- EXERCISE OBJECTIVE -
How many lines in the records below contain the word "habitantes"? Give only the number.

━━━ MATERIAL PROVIDED ━━━

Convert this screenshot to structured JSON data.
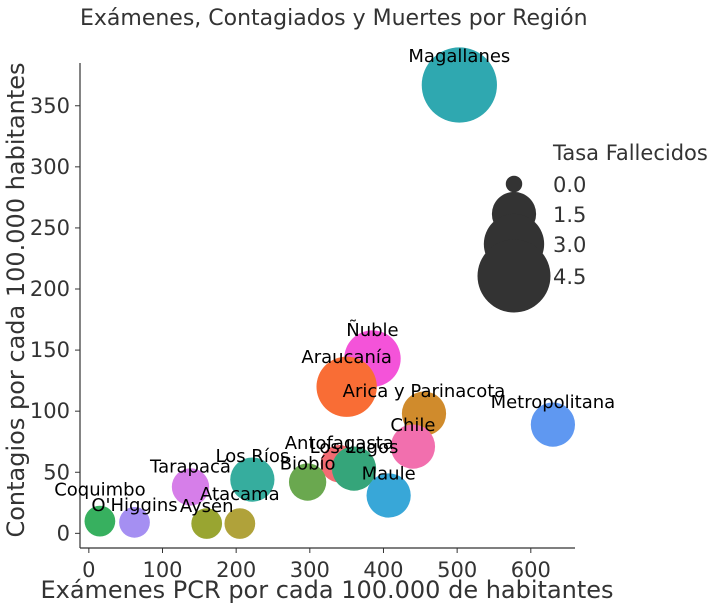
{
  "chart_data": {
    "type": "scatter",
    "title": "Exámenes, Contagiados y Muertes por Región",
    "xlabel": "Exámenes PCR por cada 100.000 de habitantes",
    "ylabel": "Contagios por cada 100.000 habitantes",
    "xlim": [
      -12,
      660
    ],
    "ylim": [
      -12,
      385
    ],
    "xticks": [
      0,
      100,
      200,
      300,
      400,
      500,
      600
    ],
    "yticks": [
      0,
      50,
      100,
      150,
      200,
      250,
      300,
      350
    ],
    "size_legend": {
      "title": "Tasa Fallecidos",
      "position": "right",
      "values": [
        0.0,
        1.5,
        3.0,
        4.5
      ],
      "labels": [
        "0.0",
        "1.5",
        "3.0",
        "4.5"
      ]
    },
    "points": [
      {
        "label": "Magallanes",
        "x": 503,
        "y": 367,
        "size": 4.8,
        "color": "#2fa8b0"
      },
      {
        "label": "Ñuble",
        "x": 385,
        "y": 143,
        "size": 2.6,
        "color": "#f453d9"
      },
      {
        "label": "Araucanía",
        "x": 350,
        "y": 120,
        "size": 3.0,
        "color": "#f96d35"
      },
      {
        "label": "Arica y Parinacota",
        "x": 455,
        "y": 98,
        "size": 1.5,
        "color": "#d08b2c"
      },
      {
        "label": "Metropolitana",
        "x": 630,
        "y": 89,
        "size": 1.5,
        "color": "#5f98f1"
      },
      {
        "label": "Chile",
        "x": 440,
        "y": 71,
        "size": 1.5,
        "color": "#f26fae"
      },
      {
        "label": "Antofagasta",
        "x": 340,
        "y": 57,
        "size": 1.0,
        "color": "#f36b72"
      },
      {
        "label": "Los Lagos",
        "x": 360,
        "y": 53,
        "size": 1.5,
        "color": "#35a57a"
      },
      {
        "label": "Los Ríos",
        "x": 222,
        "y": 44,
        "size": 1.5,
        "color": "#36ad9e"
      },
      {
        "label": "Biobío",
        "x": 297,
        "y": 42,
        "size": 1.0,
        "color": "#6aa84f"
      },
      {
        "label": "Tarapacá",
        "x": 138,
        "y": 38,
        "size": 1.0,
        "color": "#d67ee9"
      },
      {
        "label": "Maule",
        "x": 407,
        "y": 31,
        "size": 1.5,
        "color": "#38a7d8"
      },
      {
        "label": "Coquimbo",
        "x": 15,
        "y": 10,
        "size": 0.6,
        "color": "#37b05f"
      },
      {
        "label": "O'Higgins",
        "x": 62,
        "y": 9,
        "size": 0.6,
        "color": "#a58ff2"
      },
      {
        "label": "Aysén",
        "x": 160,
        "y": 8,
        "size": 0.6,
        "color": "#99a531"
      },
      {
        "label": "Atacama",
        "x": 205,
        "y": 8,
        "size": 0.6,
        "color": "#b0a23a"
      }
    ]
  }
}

━━━

- FINAL RESULT -
2